Extracted data:

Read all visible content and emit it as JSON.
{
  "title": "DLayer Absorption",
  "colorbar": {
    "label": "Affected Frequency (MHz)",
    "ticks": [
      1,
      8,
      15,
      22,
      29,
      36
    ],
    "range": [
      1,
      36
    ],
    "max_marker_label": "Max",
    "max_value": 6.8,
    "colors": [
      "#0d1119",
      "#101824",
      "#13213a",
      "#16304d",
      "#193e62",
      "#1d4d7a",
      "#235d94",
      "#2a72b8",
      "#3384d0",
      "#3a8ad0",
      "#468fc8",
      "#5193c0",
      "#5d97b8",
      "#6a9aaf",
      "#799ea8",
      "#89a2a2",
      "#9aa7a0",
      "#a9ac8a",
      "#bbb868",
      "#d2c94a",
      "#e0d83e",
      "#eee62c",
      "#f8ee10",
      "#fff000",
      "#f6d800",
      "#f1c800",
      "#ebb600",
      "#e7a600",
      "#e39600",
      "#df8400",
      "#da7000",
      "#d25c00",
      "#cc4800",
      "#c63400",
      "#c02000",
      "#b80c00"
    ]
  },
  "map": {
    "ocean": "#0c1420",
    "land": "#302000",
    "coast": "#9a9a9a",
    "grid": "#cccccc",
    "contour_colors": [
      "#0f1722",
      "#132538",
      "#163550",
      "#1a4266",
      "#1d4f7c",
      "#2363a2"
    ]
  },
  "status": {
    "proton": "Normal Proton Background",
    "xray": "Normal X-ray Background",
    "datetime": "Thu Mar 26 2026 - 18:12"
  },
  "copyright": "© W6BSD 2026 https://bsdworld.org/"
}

Requirements: Print the listing above in its entirety, with every line exact.

Result for this exercise:
Read all visible content and emit it as JSON.
{
  "title": "DLayer Absorption",
  "colorbar": {
    "label": "Affected Frequency (MHz)",
    "ticks": [
      1,
      8,
      15,
      22,
      29,
      36
    ],
    "range": [
      1,
      36
    ],
    "max_marker_label": "Max",
    "max_value": 6.8,
    "colors": [
      "#0d1119",
      "#101824",
      "#13213a",
      "#16304d",
      "#193e62",
      "#1d4d7a",
      "#235d94",
      "#2a72b8",
      "#3384d0",
      "#3a8ad0",
      "#468fc8",
      "#5193c0",
      "#5d97b8",
      "#6a9aaf",
      "#799ea8",
      "#89a2a2",
      "#9aa7a0",
      "#a9ac8a",
      "#bbb868",
      "#d2c94a",
      "#e0d83e",
      "#eee62c",
      "#f8ee10",
      "#fff000",
      "#f6d800",
      "#f1c800",
      "#ebb600",
      "#e7a600",
      "#e39600",
      "#df8400",
      "#da7000",
      "#d25c00",
      "#cc4800",
      "#c63400",
      "#c02000",
      "#b80c00"
    ]
  },
  "map": {
    "ocean": "#0c1420",
    "land": "#302000",
    "coast": "#9a9a9a",
    "grid": "#cccccc",
    "contour_colors": [
      "#0f1722",
      "#132538",
      "#163550",
      "#1a4266",
      "#1d4f7c",
      "#2363a2"
    ]
  },
  "status": {
    "proton": "Normal Proton Background",
    "xray": "Normal X-ray Background",
    "datetime": "Thu Mar 26 2026 - 18:12"
  },
  "copyright": "© W6BSD 2026 https://bsdworld.org/"
}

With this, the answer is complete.